--- Data excerpts ---
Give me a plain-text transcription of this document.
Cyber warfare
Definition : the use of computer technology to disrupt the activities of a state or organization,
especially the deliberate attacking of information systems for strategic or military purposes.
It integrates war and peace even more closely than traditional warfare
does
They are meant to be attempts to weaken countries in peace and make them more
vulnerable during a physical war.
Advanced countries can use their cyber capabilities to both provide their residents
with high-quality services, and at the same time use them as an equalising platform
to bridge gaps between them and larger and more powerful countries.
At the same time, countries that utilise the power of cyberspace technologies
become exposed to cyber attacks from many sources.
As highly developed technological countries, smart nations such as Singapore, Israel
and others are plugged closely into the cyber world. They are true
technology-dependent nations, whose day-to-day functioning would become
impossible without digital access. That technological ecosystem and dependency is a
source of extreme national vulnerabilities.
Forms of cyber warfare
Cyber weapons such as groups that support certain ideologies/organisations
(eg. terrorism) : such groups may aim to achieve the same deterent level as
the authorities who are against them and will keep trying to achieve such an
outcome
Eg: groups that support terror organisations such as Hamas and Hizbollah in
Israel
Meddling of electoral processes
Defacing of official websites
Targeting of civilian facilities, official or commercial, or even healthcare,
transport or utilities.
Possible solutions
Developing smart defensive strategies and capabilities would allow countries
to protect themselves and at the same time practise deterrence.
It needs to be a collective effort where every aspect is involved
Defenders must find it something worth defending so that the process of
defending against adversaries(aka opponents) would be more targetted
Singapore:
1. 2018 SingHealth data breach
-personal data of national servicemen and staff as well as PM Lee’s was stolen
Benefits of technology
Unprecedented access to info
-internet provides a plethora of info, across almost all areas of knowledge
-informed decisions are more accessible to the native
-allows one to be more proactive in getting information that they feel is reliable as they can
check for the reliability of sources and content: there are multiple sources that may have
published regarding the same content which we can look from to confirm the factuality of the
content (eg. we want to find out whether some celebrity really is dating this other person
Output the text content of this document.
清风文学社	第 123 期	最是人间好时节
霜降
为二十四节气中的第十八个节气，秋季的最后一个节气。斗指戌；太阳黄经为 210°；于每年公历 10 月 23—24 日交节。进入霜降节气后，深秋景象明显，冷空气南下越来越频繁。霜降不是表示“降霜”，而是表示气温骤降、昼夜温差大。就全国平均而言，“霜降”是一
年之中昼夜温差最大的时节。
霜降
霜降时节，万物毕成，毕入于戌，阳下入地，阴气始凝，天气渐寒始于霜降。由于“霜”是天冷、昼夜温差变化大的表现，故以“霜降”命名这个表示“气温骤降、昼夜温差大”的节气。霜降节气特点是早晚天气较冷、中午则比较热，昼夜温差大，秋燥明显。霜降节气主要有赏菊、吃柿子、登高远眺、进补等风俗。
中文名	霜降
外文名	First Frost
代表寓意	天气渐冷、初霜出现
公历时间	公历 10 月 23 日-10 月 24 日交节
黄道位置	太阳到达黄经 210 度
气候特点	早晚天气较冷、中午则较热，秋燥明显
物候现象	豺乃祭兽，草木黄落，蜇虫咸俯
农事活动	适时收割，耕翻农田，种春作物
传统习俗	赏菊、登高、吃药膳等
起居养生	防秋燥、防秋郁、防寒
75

--- INSTRUCTIONS FOR THE TASK ---
Take the lines above from the one holding "Output the text content of this document." to the last and output them exactly.

--- RESULT BELOW ---
Output the text content of this document.
清风文学社	第 123 期	最是人间好时节
霜降
为二十四节气中的第十八个节气，秋季的最后一个节气。斗指戌；太阳黄经为 210°；于每年公历 10 月 23—24 日交节。进入霜降节气后，深秋景象明显，冷空气南下越来越频繁。霜降不是表示“降霜”，而是表示气温骤降、昼夜温差大。就全国平均而言，“霜降”是一
年之中昼夜温差最大的时节。
霜降
霜降时节，万物毕成，毕入于戌，阳下入地，阴气始凝，天气渐寒始于霜降。由于“霜”是天冷、昼夜温差变化大的表现，故以“霜降”命名这个表示“气温骤降、昼夜温差大”的节气。霜降节气特点是早晚天气较冷、中午则比较热，昼夜温差大，秋燥明显。霜降节气主要有赏菊、吃柿子、登高远眺、进补等风俗。
中文名	霜降
外文名	First Frost
代表寓意	天气渐冷、初霜出现
公历时间	公历 10 月 23 日-10 月 24 日交节
黄道位置	太阳到达黄经 210 度
气候特点	早晚天气较冷、中午则较热，秋燥明显
物候现象	豺乃祭兽，草木黄落，蜇虫咸俯
农事活动	适时收割，耕翻农田，种春作物
传统习俗	赏菊、登高、吃药膳等
起居养生	防秋燥、防秋郁、防寒
75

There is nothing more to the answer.